* **Exercise requirements**:
Repeat every record exactly, but keep images out of the copy.

(Dataset records)
#####
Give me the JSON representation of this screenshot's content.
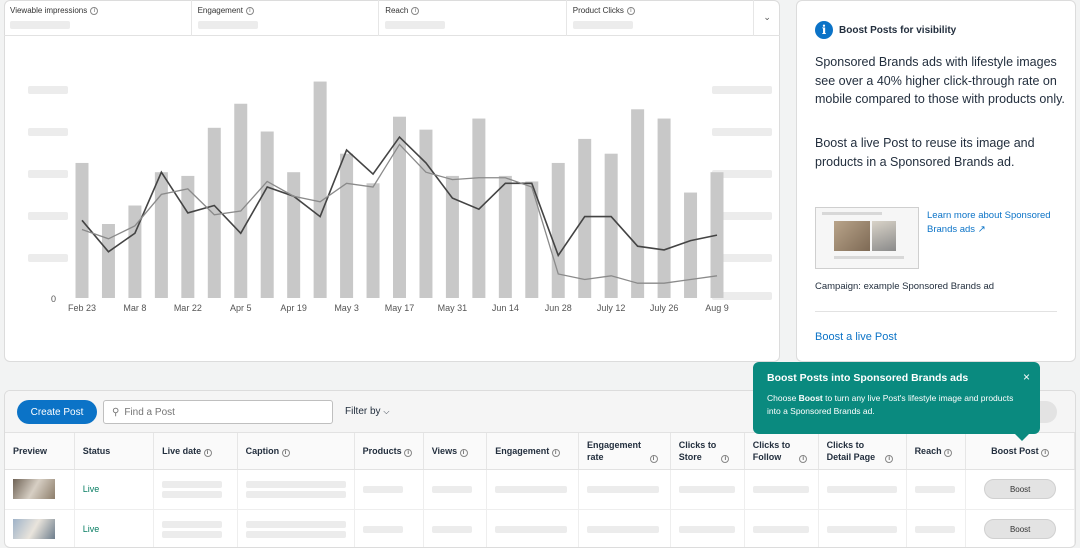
{
  "metrics": [
    {
      "label": "Viewable impressions"
    },
    {
      "label": "Engagement"
    },
    {
      "label": "Reach"
    },
    {
      "label": "Product Clicks"
    }
  ],
  "chart_data": {
    "type": "bar",
    "categories": [
      "Feb 23",
      "",
      "Mar 8",
      "",
      "Mar 22",
      "",
      "Apr 5",
      "",
      "Apr 19",
      "",
      "May 3",
      "",
      "May 17",
      "",
      "May 31",
      "",
      "Jun 14",
      "",
      "Jun 28",
      "",
      "July 12",
      "",
      "July 26",
      "",
      "Aug 9"
    ],
    "x_tick_labels": [
      "Feb 23",
      "Mar 8",
      "Mar 22",
      "Apr 5",
      "Apr 19",
      "May 3",
      "May 17",
      "May 31",
      "Jun 14",
      "Jun 28",
      "July 12",
      "July 26",
      "Aug 9"
    ],
    "series": [
      {
        "type": "bar",
        "values": [
          73,
          40,
          50,
          68,
          66,
          92,
          105,
          90,
          68,
          117,
          78,
          62,
          98,
          91,
          66,
          97,
          66,
          63,
          73,
          86,
          78,
          102,
          97,
          57,
          68
        ]
      },
      {
        "type": "line",
        "values": [
          42,
          25,
          35,
          68,
          46,
          50,
          35,
          60,
          55,
          44,
          80,
          67,
          87,
          73,
          54,
          48,
          62,
          62,
          23,
          44,
          44,
          28,
          26,
          31,
          34
        ]
      },
      {
        "type": "line",
        "values": [
          37,
          32,
          39,
          56,
          59,
          45,
          47,
          63,
          55,
          52,
          62,
          60,
          83,
          68,
          64,
          65,
          65,
          60,
          13,
          10,
          12,
          8,
          8,
          10,
          12
        ]
      }
    ],
    "y_tick_labels": [
      "0"
    ]
  },
  "sidebar": {
    "title": "Boost Posts for visibility",
    "para1": "Sponsored Brands ads with lifestyle images see over a 40% higher click-through rate on mobile compared to those with products only.",
    "para2": "Boost a live Post to reuse its image and products in a Sponsored Brands ad.",
    "learn_more": "Learn more about Sponsored Brands ads",
    "campaign": "Campaign: example Sponsored Brands ad",
    "boost_link": "Boost a live Post"
  },
  "popover": {
    "title": "Boost Posts into Sponsored Brands ads",
    "body_pre": "Choose ",
    "body_bold": "Boost",
    "body_post": " to turn any live Post's lifestyle image and products into a Sponsored Brands ad.",
    "close": "×"
  },
  "toolbar": {
    "create_post": "Create Post",
    "search_placeholder": "Find a Post",
    "filter_by": "Filter by"
  },
  "table": {
    "headers": [
      "Preview",
      "Status",
      "Live date",
      "Caption",
      "Products",
      "Views",
      "Engagement",
      "Engagement rate",
      "Clicks to Store",
      "Clicks to Follow",
      "Clicks to Detail Page",
      "Reach",
      "Boost Post"
    ],
    "rows": [
      {
        "status": "Live",
        "boost": "Boost"
      },
      {
        "status": "Live",
        "boost": "Boost"
      }
    ]
  }
}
#####
* **The answer**:
Give me the JSON representation of this screenshot's content.
{
  "metrics": [
    {
      "label": "Viewable impressions"
    },
    {
      "label": "Engagement"
    },
    {
      "label": "Reach"
    },
    {
      "label": "Product Clicks"
    }
  ],
  "chart_data": {
    "type": "bar",
    "categories": [
      "Feb 23",
      "",
      "Mar 8",
      "",
      "Mar 22",
      "",
      "Apr 5",
      "",
      "Apr 19",
      "",
      "May 3",
      "",
      "May 17",
      "",
      "May 31",
      "",
      "Jun 14",
      "",
      "Jun 28",
      "",
      "July 12",
      "",
      "July 26",
      "",
      "Aug 9"
    ],
    "x_tick_labels": [
      "Feb 23",
      "Mar 8",
      "Mar 22",
      "Apr 5",
      "Apr 19",
      "May 3",
      "May 17",
      "May 31",
      "Jun 14",
      "Jun 28",
      "July 12",
      "July 26",
      "Aug 9"
    ],
    "series": [
      {
        "type": "bar",
        "values": [
          73,
          40,
          50,
          68,
          66,
          92,
          105,
          90,
          68,
          117,
          78,
          62,
          98,
          91,
          66,
          97,
          66,
          63,
          73,
          86,
          78,
          102,
          97,
          57,
          68
        ]
      },
      {
        "type": "line",
        "values": [
          42,
          25,
          35,
          68,
          46,
          50,
          35,
          60,
          55,
          44,
          80,
          67,
          87,
          73,
          54,
          48,
          62,
          62,
          23,
          44,
          44,
          28,
          26,
          31,
          34
        ]
      },
      {
        "type": "line",
        "values": [
          37,
          32,
          39,
          56,
          59,
          45,
          47,
          63,
          55,
          52,
          62,
          60,
          83,
          68,
          64,
          65,
          65,
          60,
          13,
          10,
          12,
          8,
          8,
          10,
          12
        ]
      }
    ],
    "y_tick_labels": [
      "0"
    ]
  },
  "sidebar": {
    "title": "Boost Posts for visibility",
    "para1": "Sponsored Brands ads with lifestyle images see over a 40% higher click-through rate on mobile compared to those with products only.",
    "para2": "Boost a live Post to reuse its image and products in a Sponsored Brands ad.",
    "learn_more": "Learn more about Sponsored Brands ads",
    "campaign": "Campaign: example Sponsored Brands ad",
    "boost_link": "Boost a live Post"
  },
  "popover": {
    "title": "Boost Posts into Sponsored Brands ads",
    "body_pre": "Choose ",
    "body_bold": "Boost",
    "body_post": " to turn any live Post's lifestyle image and products into a Sponsored Brands ad.",
    "close": "×"
  },
  "toolbar": {
    "create_post": "Create Post",
    "search_placeholder": "Find a Post",
    "filter_by": "Filter by"
  },
  "table": {
    "headers": [
      "Preview",
      "Status",
      "Live date",
      "Caption",
      "Products",
      "Views",
      "Engagement",
      "Engagement rate",
      "Clicks to Store",
      "Clicks to Follow",
      "Clicks to Detail Page",
      "Reach",
      "Boost Post"
    ],
    "rows": [
      {
        "status": "Live",
        "boost": "Boost"
      },
      {
        "status": "Live",
        "boost": "Boost"
      }
    ]
  }
}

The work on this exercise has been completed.